From the entries below, say how many lines carry the word "JSON", and give nothing but the number.

(Records)

+--

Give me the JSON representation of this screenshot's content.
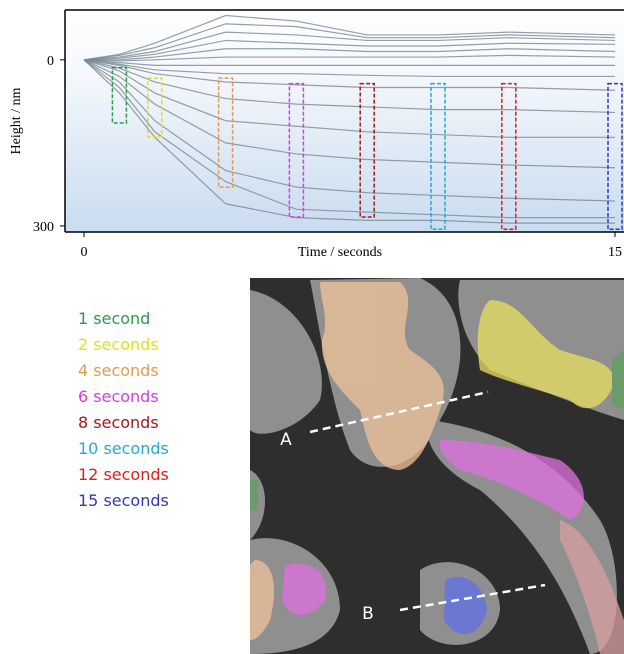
{
  "chart_data": {
    "type": "line",
    "xlabel": "Time / seconds",
    "ylabel": "Height / nm",
    "x": [
      0,
      1,
      2,
      4,
      6,
      8,
      10,
      12,
      15
    ],
    "xlim": [
      0,
      15
    ],
    "xticks": [
      0,
      15
    ],
    "ylim": [
      -90,
      311
    ],
    "yticks": [
      0,
      300
    ],
    "y_inverted": true,
    "line_color": "#7a8796",
    "series": [
      {
        "values": [
          0,
          -10,
          -30,
          -80,
          -70,
          -45,
          -45,
          -50,
          -45
        ]
      },
      {
        "values": [
          0,
          -8,
          -22,
          -65,
          -60,
          -40,
          -40,
          -45,
          -40
        ]
      },
      {
        "values": [
          0,
          -5,
          -15,
          -50,
          -45,
          -35,
          -35,
          -40,
          -35
        ]
      },
      {
        "values": [
          0,
          -3,
          -10,
          -35,
          -30,
          -25,
          -25,
          -30,
          -28
        ]
      },
      {
        "values": [
          0,
          0,
          -5,
          -20,
          -20,
          -15,
          -15,
          -20,
          -15
        ]
      },
      {
        "values": [
          0,
          2,
          0,
          -5,
          -5,
          -5,
          -5,
          -8,
          -5
        ]
      },
      {
        "values": [
          0,
          5,
          10,
          10,
          10,
          10,
          10,
          10,
          10
        ]
      },
      {
        "values": [
          0,
          8,
          18,
          25,
          25,
          28,
          30,
          30,
          30
        ]
      },
      {
        "values": [
          0,
          10,
          25,
          40,
          45,
          50,
          50,
          50,
          55
        ]
      },
      {
        "values": [
          0,
          15,
          40,
          70,
          80,
          85,
          90,
          90,
          95
        ]
      },
      {
        "values": [
          0,
          20,
          60,
          110,
          120,
          130,
          135,
          140,
          140
        ]
      },
      {
        "values": [
          0,
          30,
          80,
          150,
          170,
          180,
          185,
          190,
          195
        ]
      },
      {
        "values": [
          0,
          40,
          110,
          200,
          230,
          240,
          245,
          250,
          255
        ]
      },
      {
        "values": [
          0,
          50,
          130,
          220,
          270,
          275,
          280,
          285,
          285
        ]
      },
      {
        "values": [
          0,
          60,
          140,
          260,
          285,
          290,
          290,
          295,
          295
        ]
      }
    ],
    "highlights": [
      {
        "label": "1 second",
        "x": 1,
        "range": [
          14,
          114
        ],
        "color": "#2e9a4a"
      },
      {
        "label": "2 seconds",
        "x": 2,
        "range": [
          33,
          139
        ],
        "color": "#e6dc1e"
      },
      {
        "label": "4 seconds",
        "x": 4,
        "range": [
          33,
          230
        ],
        "color": "#e39a55"
      },
      {
        "label": "6 seconds",
        "x": 6,
        "range": [
          43,
          284
        ],
        "color": "#d83cd8"
      },
      {
        "label": "8 seconds",
        "x": 8,
        "range": [
          43,
          284
        ],
        "color": "#a01c1c"
      },
      {
        "label": "10 seconds",
        "x": 10,
        "range": [
          43,
          306
        ],
        "color": "#2aa6d6"
      },
      {
        "label": "12 seconds",
        "x": 12,
        "range": [
          43,
          306
        ],
        "color": "#e01e1e"
      },
      {
        "label": "15 seconds",
        "x": 15,
        "range": [
          43,
          306
        ],
        "color": "#3438b4"
      }
    ]
  },
  "image_panel": {
    "labels": [
      "A",
      "B"
    ]
  }
}
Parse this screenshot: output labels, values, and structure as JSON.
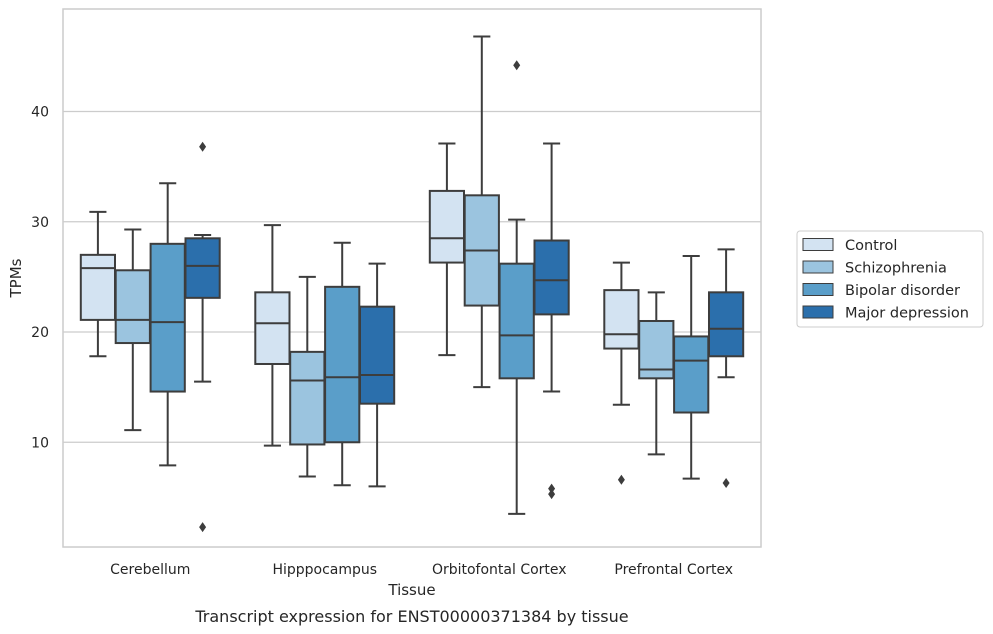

+--

• COMPLETE OUTPUT:
2